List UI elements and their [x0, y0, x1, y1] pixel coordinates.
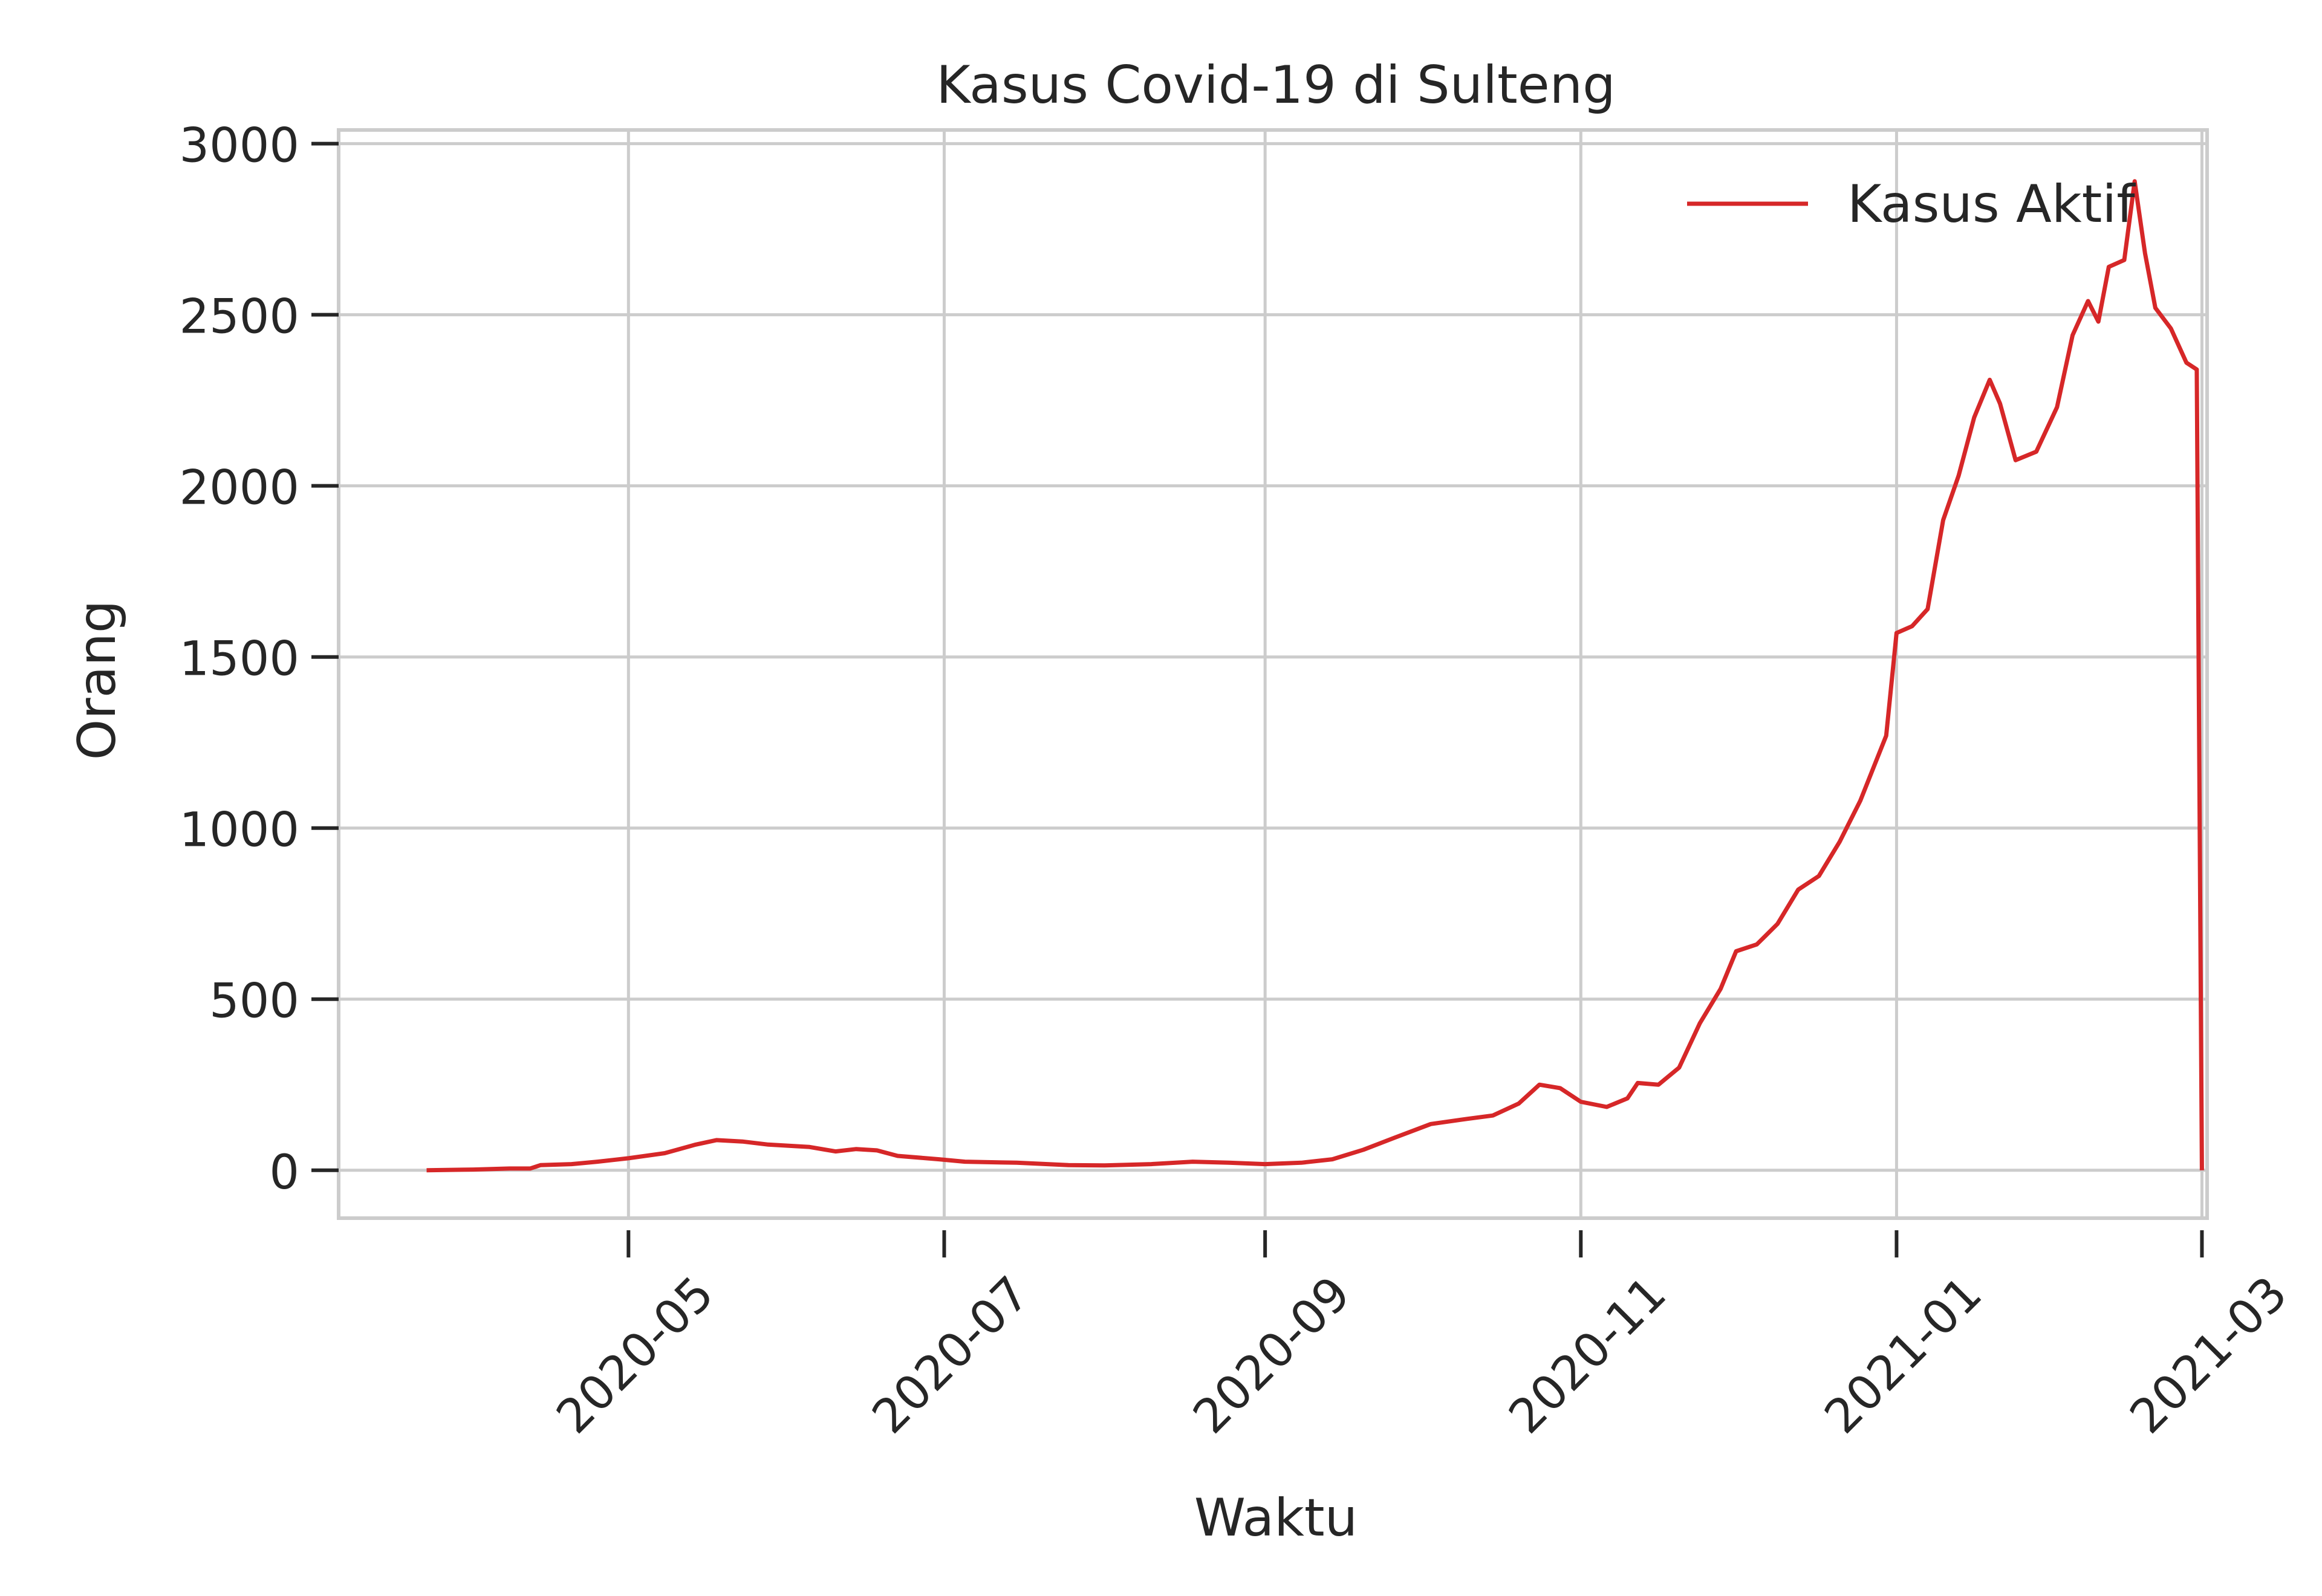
chart-title: Kasus Covid-19 di Sulteng	[936, 55, 1615, 115]
y-axis-ticks: 0 500 1000 1500 2000 2500 3000	[179, 119, 339, 1200]
y-tick-label: 500	[209, 975, 299, 1029]
y-tick-label: 2500	[179, 290, 299, 345]
plot-frame	[337, 128, 2209, 1220]
legend: Kasus Aktif	[1687, 174, 2136, 235]
y-axis-label: Orang	[67, 600, 128, 761]
x-axis-label: Waktu	[1194, 1488, 1358, 1548]
y-tick-label: 0	[269, 1146, 299, 1200]
y-tick-label: 1500	[179, 632, 299, 687]
y-tick-label: 3000	[179, 119, 299, 174]
legend-label-kasus-aktif: Kasus Aktif	[1847, 174, 2136, 235]
y-tick-label: 1000	[179, 803, 299, 858]
series-line-kasus-aktif	[426, 179, 2204, 1173]
y-tick-label: 2000	[179, 461, 299, 516]
x-gridlines	[626, 130, 2203, 1218]
series-layer	[426, 179, 2204, 1173]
_ _ _ _
Can you print all of the data above again word for word, leaving out the picture?

List UI elements and their [x0, y0, x1, y1] pixel coordinates.
chart-title: Kasus Covid-19 di Sulteng	[936, 55, 1615, 115]
y-axis-ticks: 0 500 1000 1500 2000 2500 3000	[179, 119, 339, 1200]
y-tick-label: 500	[209, 975, 299, 1029]
y-tick-label: 2500	[179, 290, 299, 345]
plot-frame	[337, 128, 2209, 1220]
legend: Kasus Aktif	[1687, 174, 2136, 235]
y-axis-label: Orang	[67, 600, 128, 761]
x-axis-label: Waktu	[1194, 1488, 1358, 1548]
y-tick-label: 0	[269, 1146, 299, 1200]
y-tick-label: 1500	[179, 632, 299, 687]
y-tick-label: 3000	[179, 119, 299, 174]
legend-label-kasus-aktif: Kasus Aktif	[1847, 174, 2136, 235]
y-tick-label: 1000	[179, 803, 299, 858]
series-line-kasus-aktif	[426, 179, 2204, 1173]
y-tick-label: 2000	[179, 461, 299, 516]
x-gridlines	[626, 130, 2203, 1218]
series-layer	[426, 179, 2204, 1173]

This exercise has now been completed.